— begin Supplied data —

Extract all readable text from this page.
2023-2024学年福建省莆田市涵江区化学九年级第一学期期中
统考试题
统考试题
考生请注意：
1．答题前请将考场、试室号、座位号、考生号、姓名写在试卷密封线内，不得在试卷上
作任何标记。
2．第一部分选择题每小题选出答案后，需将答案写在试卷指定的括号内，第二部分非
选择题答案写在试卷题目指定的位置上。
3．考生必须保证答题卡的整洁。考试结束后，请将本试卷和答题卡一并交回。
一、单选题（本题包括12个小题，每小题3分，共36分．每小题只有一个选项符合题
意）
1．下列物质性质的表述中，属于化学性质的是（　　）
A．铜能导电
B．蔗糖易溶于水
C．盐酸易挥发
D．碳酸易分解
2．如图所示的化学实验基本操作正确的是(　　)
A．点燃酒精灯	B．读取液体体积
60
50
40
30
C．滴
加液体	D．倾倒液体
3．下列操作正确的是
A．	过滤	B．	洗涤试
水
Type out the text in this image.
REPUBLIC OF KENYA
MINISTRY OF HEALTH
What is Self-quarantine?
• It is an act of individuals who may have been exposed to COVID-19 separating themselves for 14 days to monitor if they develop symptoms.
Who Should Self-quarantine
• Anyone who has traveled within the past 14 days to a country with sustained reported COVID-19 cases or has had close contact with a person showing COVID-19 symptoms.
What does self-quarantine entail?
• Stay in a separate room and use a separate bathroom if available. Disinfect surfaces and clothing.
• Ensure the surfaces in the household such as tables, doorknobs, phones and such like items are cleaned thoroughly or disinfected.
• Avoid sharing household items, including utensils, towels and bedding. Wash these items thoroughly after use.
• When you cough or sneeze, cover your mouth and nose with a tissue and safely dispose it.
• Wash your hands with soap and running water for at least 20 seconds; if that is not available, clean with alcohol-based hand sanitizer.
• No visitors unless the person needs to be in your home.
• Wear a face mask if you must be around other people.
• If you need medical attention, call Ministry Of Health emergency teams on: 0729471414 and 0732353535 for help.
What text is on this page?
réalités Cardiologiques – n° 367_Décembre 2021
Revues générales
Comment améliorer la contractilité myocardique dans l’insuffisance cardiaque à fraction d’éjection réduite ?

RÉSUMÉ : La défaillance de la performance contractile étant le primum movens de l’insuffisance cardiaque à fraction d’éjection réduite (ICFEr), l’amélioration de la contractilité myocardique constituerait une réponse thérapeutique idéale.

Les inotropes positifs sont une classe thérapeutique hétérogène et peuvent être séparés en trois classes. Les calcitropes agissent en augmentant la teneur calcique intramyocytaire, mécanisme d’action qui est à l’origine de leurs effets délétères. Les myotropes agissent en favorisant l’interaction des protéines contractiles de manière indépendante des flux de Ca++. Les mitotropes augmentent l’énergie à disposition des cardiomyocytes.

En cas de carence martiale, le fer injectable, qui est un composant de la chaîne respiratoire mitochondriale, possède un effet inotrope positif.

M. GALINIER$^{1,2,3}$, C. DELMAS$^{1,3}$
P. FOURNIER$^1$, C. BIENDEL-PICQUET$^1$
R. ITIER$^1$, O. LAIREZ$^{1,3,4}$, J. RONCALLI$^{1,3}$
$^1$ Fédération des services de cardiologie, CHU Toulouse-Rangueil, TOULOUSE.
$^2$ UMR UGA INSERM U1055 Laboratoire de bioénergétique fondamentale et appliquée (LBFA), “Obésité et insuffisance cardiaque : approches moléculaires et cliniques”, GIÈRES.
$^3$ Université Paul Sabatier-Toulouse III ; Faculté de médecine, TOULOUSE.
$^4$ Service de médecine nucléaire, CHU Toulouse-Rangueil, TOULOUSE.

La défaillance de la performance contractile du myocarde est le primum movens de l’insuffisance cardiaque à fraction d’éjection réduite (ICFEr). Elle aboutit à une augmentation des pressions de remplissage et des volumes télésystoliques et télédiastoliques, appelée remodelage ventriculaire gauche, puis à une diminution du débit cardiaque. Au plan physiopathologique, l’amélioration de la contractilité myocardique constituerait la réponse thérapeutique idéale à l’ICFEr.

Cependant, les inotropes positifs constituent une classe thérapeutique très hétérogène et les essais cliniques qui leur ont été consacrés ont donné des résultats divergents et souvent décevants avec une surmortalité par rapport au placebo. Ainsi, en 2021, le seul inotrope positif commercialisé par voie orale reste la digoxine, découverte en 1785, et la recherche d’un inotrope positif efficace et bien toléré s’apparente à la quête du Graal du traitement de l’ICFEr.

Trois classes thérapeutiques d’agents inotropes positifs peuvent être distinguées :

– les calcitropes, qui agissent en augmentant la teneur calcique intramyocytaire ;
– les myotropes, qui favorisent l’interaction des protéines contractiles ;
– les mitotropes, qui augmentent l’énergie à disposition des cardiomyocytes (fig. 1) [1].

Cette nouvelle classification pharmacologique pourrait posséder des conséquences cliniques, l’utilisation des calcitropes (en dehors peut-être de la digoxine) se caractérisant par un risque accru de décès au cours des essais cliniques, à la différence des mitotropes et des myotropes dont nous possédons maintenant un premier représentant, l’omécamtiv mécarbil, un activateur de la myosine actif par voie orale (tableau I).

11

— end Supplied data —

* [Stated task]
Count how many lines include the string "items". Nothing but the number is needed.

* [Written solution]
2